## What the task requires
Copy out the lines of the records below verbatim, leaving out the pictures.

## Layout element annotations
□ □ □ □
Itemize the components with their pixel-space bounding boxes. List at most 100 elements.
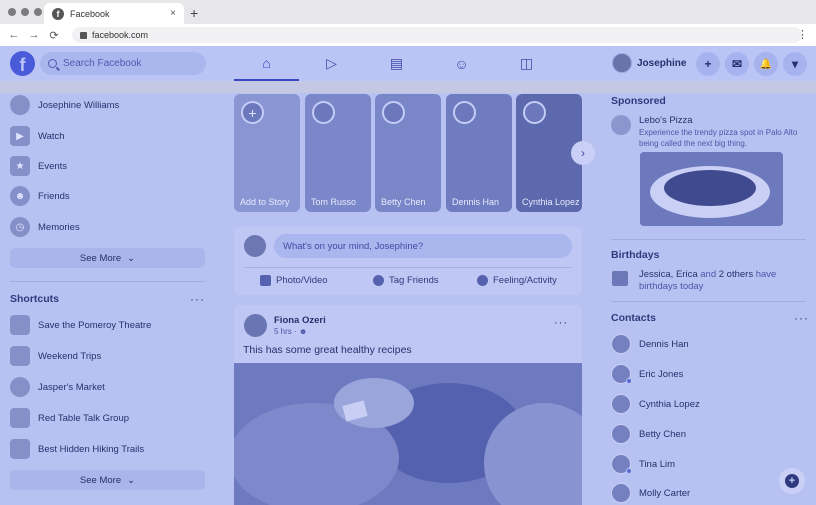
shortcut-item[interactable]: Jasper's Market (10, 377, 105, 397)
sidebar-item-label: Watch (38, 130, 65, 142)
home-icon: ⌂ (262, 54, 271, 71)
story-card[interactable]: Betty Chen (375, 94, 441, 212)
stories-next-button[interactable]: › (571, 141, 595, 165)
close-window-button[interactable] (8, 8, 16, 16)
post-author[interactable]: Fiona Ozeri (274, 315, 326, 326)
ad-logo-icon (611, 115, 631, 135)
contacts-options-icon[interactable]: ··· (794, 311, 809, 325)
sidebar-item-memories[interactable]: ◷ Memories (10, 217, 80, 237)
browser-tab[interactable]: f Facebook × (44, 3, 184, 24)
main-nav: ⌂ ▷ ▤ ☺ ◫ (234, 46, 559, 81)
nav-watch[interactable]: ▷ (299, 46, 364, 81)
shortcuts-options-icon[interactable]: ··· (190, 292, 205, 306)
avatar[interactable] (244, 314, 267, 337)
birthday-text[interactable]: Jessica, Erica and 2 others have birthda… (639, 269, 804, 293)
url-input[interactable]: facebook.com (72, 27, 802, 43)
shortcut-item[interactable]: Best Hidden Hiking Trails (10, 439, 144, 459)
story-card[interactable]: Tom Russo (305, 94, 371, 212)
divider (244, 267, 572, 268)
ad-name: Lebo's Pizza (639, 115, 693, 126)
shortcut-label: Red Table Talk Group (38, 412, 130, 424)
reload-button[interactable]: ⟳ (46, 29, 62, 42)
messenger-icon[interactable]: ✉ (725, 52, 749, 76)
photo-video-button[interactable]: Photo/Video (260, 275, 328, 286)
contact-item[interactable]: Tina Lim (611, 454, 675, 474)
see-more-label: See More (79, 252, 122, 264)
photo-icon (260, 275, 271, 286)
tag-friends-button[interactable]: Tag Friends (373, 275, 439, 286)
nav-groups[interactable]: ☺ (429, 46, 494, 81)
sidebar-item-profile[interactable]: Josephine Williams (10, 95, 119, 115)
see-more-shortcuts-button[interactable]: See More ⌄ (10, 470, 205, 490)
groups-icon: ☺ (454, 55, 469, 72)
shortcut-thumbnail-icon (10, 377, 30, 397)
sidebar-item-watch[interactable]: ▶ Watch (10, 126, 65, 146)
avatar (244, 235, 266, 257)
story-name: Cynthia Lopez (522, 197, 580, 207)
new-tab-button[interactable]: + (190, 5, 198, 21)
window-controls[interactable] (8, 8, 42, 16)
divider (611, 239, 806, 240)
divider (10, 281, 205, 282)
tag-friends-icon (373, 275, 384, 286)
see-more-button[interactable]: See More ⌄ (10, 248, 205, 268)
profile-button[interactable]: Josephine (612, 53, 686, 73)
minimize-window-button[interactable] (21, 8, 29, 16)
nav-home[interactable]: ⌂ (234, 46, 299, 81)
contact-item[interactable]: Eric Jones (611, 364, 683, 384)
gift-icon (612, 271, 628, 286)
contact-name: Molly Carter (639, 487, 691, 499)
shortcut-item[interactable]: Red Table Talk Group (10, 408, 129, 428)
facebook-logo-icon[interactable]: f (10, 51, 35, 76)
maximize-window-button[interactable] (34, 8, 42, 16)
browser-tabbar: f Facebook × + (0, 0, 816, 24)
back-button[interactable]: ← (6, 29, 22, 42)
close-tab-icon[interactable]: × (170, 8, 176, 19)
shortcut-label: Best Hidden Hiking Trails (38, 443, 145, 455)
online-status-icon (626, 468, 632, 474)
feeling-activity-button[interactable]: Feeling/Activity (477, 275, 557, 286)
search-input[interactable]: Search Facebook (40, 52, 206, 75)
story-avatar (382, 101, 405, 124)
status-input[interactable]: What's on your mind, Josephine? (274, 234, 572, 258)
tag-friends-label: Tag Friends (389, 275, 439, 286)
account-menu-icon[interactable]: ▾ (783, 52, 807, 76)
avatar (611, 334, 631, 354)
sidebar-item-friends[interactable]: ☻ Friends (10, 186, 70, 206)
shortcut-item[interactable]: Weekend Trips (10, 346, 101, 366)
chevron-down-icon: ⌄ (127, 474, 136, 486)
contact-item[interactable]: Molly Carter (611, 483, 690, 503)
search-placeholder: Search Facebook (63, 58, 142, 69)
contact-item[interactable]: Cynthia Lopez (611, 394, 700, 414)
gaming-icon: ◫ (519, 55, 534, 71)
contacts-title: Contacts (611, 312, 656, 324)
post-options-icon[interactable]: ··· (554, 317, 568, 329)
notifications-icon[interactable]: 🔔 (754, 52, 778, 76)
sponsored-title: Sponsored (611, 95, 666, 107)
marketplace-icon: ▤ (389, 55, 404, 71)
url-text: facebook.com (92, 30, 149, 40)
story-name: Betty Chen (381, 197, 426, 207)
birthday-and: and (697, 269, 719, 280)
contact-item[interactable]: Dennis Han (611, 334, 689, 354)
story-card[interactable]: Dennis Han (446, 94, 512, 212)
story-avatar (453, 101, 476, 124)
nav-marketplace[interactable]: ▤ (364, 46, 429, 81)
post-time[interactable]: 5 hrs · (274, 327, 299, 336)
contact-name: Dennis Han (639, 338, 689, 350)
story-avatar (523, 101, 546, 124)
new-message-button[interactable]: + (779, 468, 805, 494)
sidebar-item-label: Events (38, 160, 68, 172)
shortcut-item[interactable]: Save the Pomeroy Theatre (10, 315, 151, 335)
nav-gaming[interactable]: ◫ (494, 46, 559, 81)
post-image[interactable] (234, 363, 582, 505)
avatar (611, 424, 631, 444)
forward-button[interactable]: → (26, 29, 42, 42)
ad-image (640, 152, 783, 226)
lock-icon (80, 31, 87, 39)
browser-menu-icon[interactable]: ⋮ (797, 28, 808, 41)
sidebar-item-events[interactable]: ★ Events (10, 156, 67, 176)
create-button[interactable]: + (696, 52, 720, 76)
story-card-add[interactable]: + Add to Story (234, 94, 300, 212)
contact-item[interactable]: Betty Chen (611, 424, 686, 444)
□ □ □ □
## Task solution
Itemize the components with their pixel-space bounding boxes. List at most 100 elements.
shortcut-item[interactable]: Jasper's Market (10, 377, 105, 397)
sidebar-item-label: Watch (38, 130, 65, 142)
home-icon: ⌂ (262, 54, 271, 71)
story-card[interactable]: Betty Chen (375, 94, 441, 212)
stories-next-button[interactable]: › (571, 141, 595, 165)
close-window-button[interactable] (8, 8, 16, 16)
post-author[interactable]: Fiona Ozeri (274, 315, 326, 326)
ad-logo-icon (611, 115, 631, 135)
contacts-options-icon[interactable]: ··· (794, 311, 809, 325)
sidebar-item-memories[interactable]: ◷ Memories (10, 217, 80, 237)
browser-tab[interactable]: f Facebook × (44, 3, 184, 24)
main-nav: ⌂ ▷ ▤ ☺ ◫ (234, 46, 559, 81)
nav-watch[interactable]: ▷ (299, 46, 364, 81)
shortcuts-options-icon[interactable]: ··· (190, 292, 205, 306)
avatar[interactable] (244, 314, 267, 337)
birthday-text[interactable]: Jessica, Erica and 2 others have birthda… (639, 269, 804, 293)
url-input[interactable]: facebook.com (72, 27, 802, 43)
shortcut-item[interactable]: Best Hidden Hiking Trails (10, 439, 144, 459)
story-card[interactable]: Tom Russo (305, 94, 371, 212)
divider (244, 267, 572, 268)
ad-name: Lebo's Pizza (639, 115, 693, 126)
shortcut-label: Red Table Talk Group (38, 412, 130, 424)
reload-button[interactable]: ⟳ (46, 29, 62, 42)
messenger-icon[interactable]: ✉ (725, 52, 749, 76)
photo-video-button[interactable]: Photo/Video (260, 275, 328, 286)
contact-item[interactable]: Tina Lim (611, 454, 675, 474)
see-more-label: See More (79, 252, 122, 264)
photo-icon (260, 275, 271, 286)
tag-friends-button[interactable]: Tag Friends (373, 275, 439, 286)
nav-groups[interactable]: ☺ (429, 46, 494, 81)
sidebar-item-profile[interactable]: Josephine Williams (10, 95, 119, 115)
see-more-shortcuts-button[interactable]: See More ⌄ (10, 470, 205, 490)
groups-icon: ☺ (454, 55, 469, 72)
shortcut-thumbnail-icon (10, 377, 30, 397)
sidebar-item-watch[interactable]: ▶ Watch (10, 126, 65, 146)
avatar (244, 235, 266, 257)
story-name: Cynthia Lopez (522, 197, 580, 207)
new-tab-button[interactable]: + (190, 5, 198, 21)
window-controls[interactable] (8, 8, 42, 16)
divider (611, 239, 806, 240)
divider (10, 281, 205, 282)
tag-friends-icon (373, 275, 384, 286)
see-more-button[interactable]: See More ⌄ (10, 248, 205, 268)
profile-button[interactable]: Josephine (612, 53, 686, 73)
minimize-window-button[interactable] (21, 8, 29, 16)
nav-home[interactable]: ⌂ (234, 46, 299, 81)
contact-item[interactable]: Eric Jones (611, 364, 683, 384)
gift-icon (612, 271, 628, 286)
contact-name: Molly Carter (639, 487, 691, 499)
shortcut-item[interactable]: Red Table Talk Group (10, 408, 129, 428)
facebook-logo-icon[interactable]: f (10, 51, 35, 76)
maximize-window-button[interactable] (34, 8, 42, 16)
browser-tabbar: f Facebook × + (0, 0, 816, 24)
back-button[interactable]: ← (6, 29, 22, 42)
close-tab-icon[interactable]: × (170, 8, 176, 19)
shortcut-label: Best Hidden Hiking Trails (38, 443, 145, 455)
online-status-icon (626, 468, 632, 474)
feeling-activity-button[interactable]: Feeling/Activity (477, 275, 557, 286)
search-input[interactable]: Search Facebook (40, 52, 206, 75)
story-avatar (382, 101, 405, 124)
status-input[interactable]: What's on your mind, Josephine? (274, 234, 572, 258)
tag-friends-label: Tag Friends (389, 275, 439, 286)
account-menu-icon[interactable]: ▾ (783, 52, 807, 76)
avatar (611, 334, 631, 354)
sidebar-item-friends[interactable]: ☻ Friends (10, 186, 70, 206)
shortcut-item[interactable]: Weekend Trips (10, 346, 101, 366)
chevron-down-icon: ⌄ (127, 474, 136, 486)
contact-item[interactable]: Molly Carter (611, 483, 690, 503)
search-placeholder: Search Facebook (63, 58, 142, 69)
contact-item[interactable]: Cynthia Lopez (611, 394, 700, 414)
gaming-icon: ◫ (519, 55, 534, 71)
contacts-title: Contacts (611, 312, 656, 324)
post-options-icon[interactable]: ··· (554, 317, 568, 329)
notifications-icon[interactable]: 🔔 (754, 52, 778, 76)
sponsored-title: Sponsored (611, 95, 666, 107)
marketplace-icon: ▤ (389, 55, 404, 71)
url-text: facebook.com (92, 30, 149, 40)
story-name: Betty Chen (381, 197, 426, 207)
birthday-and: and (697, 269, 719, 280)
contact-item[interactable]: Dennis Han (611, 334, 689, 354)
story-card[interactable]: Dennis Han (446, 94, 512, 212)
story-avatar (453, 101, 476, 124)
nav-marketplace[interactable]: ▤ (364, 46, 429, 81)
post-time[interactable]: 5 hrs · (274, 327, 299, 336)
contact-name: Dennis Han (639, 338, 689, 350)
story-avatar (523, 101, 546, 124)
new-message-button[interactable]: + (779, 468, 805, 494)
sidebar-item-label: Events (38, 160, 68, 172)
shortcut-item[interactable]: Save the Pomeroy Theatre (10, 315, 151, 335)
nav-gaming[interactable]: ◫ (494, 46, 559, 81)
post-image[interactable] (234, 363, 582, 505)
avatar (611, 424, 631, 444)
forward-button[interactable]: → (26, 29, 42, 42)
ad-image (640, 152, 783, 226)
lock-icon (80, 31, 87, 39)
browser-menu-icon[interactable]: ⋮ (797, 28, 808, 41)
sidebar-item-events[interactable]: ★ Events (10, 156, 67, 176)
create-button[interactable]: + (696, 52, 720, 76)
story-card-add[interactable]: + Add to Story (234, 94, 300, 212)
contact-item[interactable]: Betty Chen (611, 424, 686, 444)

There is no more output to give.